::: Page text :::
That doesn't seem to be correct. UTF-8 is used by 98% of all the websites. I am not sure if it's even worth the trouble for libraries to implement this algorithm, since Latin-1 encoding is being phased out.
One place I know where latin1 is still used is as an internal optimization in javascript engines. JS strings are composed of 16-bit values, but the vast majority of strings are ascii. So there's a motivation to store simpler strings using 1 byte per char.
However, once that optimization has been decided, there's no point in leaving the high bit unused, so the engines keep optimized "1-byte char" strings as Latin1.
> What advantage would this have over UTF-7, especially since the upper 128 characters wouldn't match their Unicode values?
(I'm going to assume you mean UTF-8 here rather than UTF-7 since UTF-7 is not really useful for anything, it's jus a way to pack Unicode into only 7-bit ascii characters.)
Fixed width string encodings like Latin-1 let you directly index to a particular character (code point) within a string without having to iterate from the beginning of the string.
JavaScript was originally specified in terms of UCS-2 which is a 16 bit fixed width encoding as this was commonly used at the time in both Windows and Java. However there are more than 64k characters in all the world's languages so it eventually evolved to UTF-16 which allows for wide characters.
However because of this history indexing into a JavaScript string gives you the 16-bit code unit which may be only part of a wide character. A string's length is defined in terms of 16-bit code units but iterating over a string gives you full characters.
Using Latin-1 as an optimisation allows JavaScript to preserve the same semantics around indexing and length. While it does require translating 8 bit Latin-1 character codes to 16 bit code points, this can be done very quickly through a lookup table. This would not be possible with UTF-8 since it is not fixed width.
EDIT: A lookup table may not be required. I was confused by new TextDecoder('latin1') actually using windows-1252.
More modern languages just use UTF-8 everywhere because it uses less space on average and UTF-16 doesn't save you from having to deal with wide characters.
And yet HTTP/1.1 headers should be sent in Latin1 (is this fixed in HTTP/2 or HTTP/3?). And WebKit's JavaScriptCore has special handling for Latin1 strings in JS, for performance reasons I assume.
> Historically, HTTP has allowed field content with text in the ISO-8859-1 charset [ISO-8859-1], supporting other charsets only through use of [RFC2047] encoding. In practice, most HTTP header field values use only a subset of the US-ASCII charset [USASCII]. Newly defined header fields SHOULD limit their field values to US-ASCII octets.
In practice and by spec, HTTP headers should be ASCII encoded.
::: Source material :::
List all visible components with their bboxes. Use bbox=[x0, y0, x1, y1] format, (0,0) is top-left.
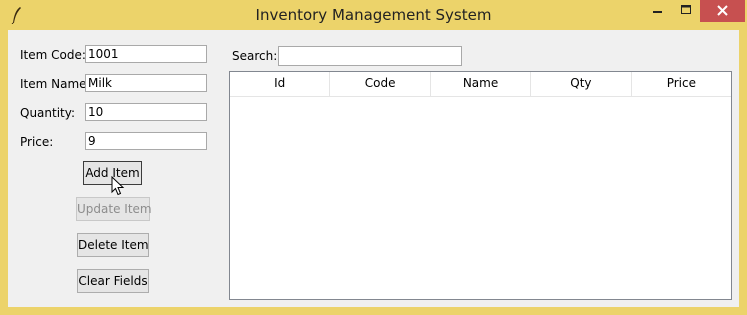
:::
§ List of tasks:
a) List every HTTP version named in the thread on Latin-1 encoding.
b) Copy the passage of the thread on Latin-1 encoding from "However because of" to "actually using windows-1252.", word for word.

§ Full answers:
a) HTTP/1.1, HTTP/2, HTTP/3

b)
However because of this history indexing into a JavaScript string gives you the 16-bit code unit which may be only part of a wide character. A string's length is defined in terms of 16-bit code units but iterating over a string gives you full characters.
Using Latin-1 as an optimisation allows JavaScript to preserve the same semantics around indexing and length. While it does require translating 8 bit Latin-1 character codes to 16 bit code points, this can be done very quickly through a lookup table. This would not be possible with UTF-8 since it is not fixed width.
EDIT: A lookup table may not be required. I was confused by new TextDecoder('latin1') actually using windows-1252.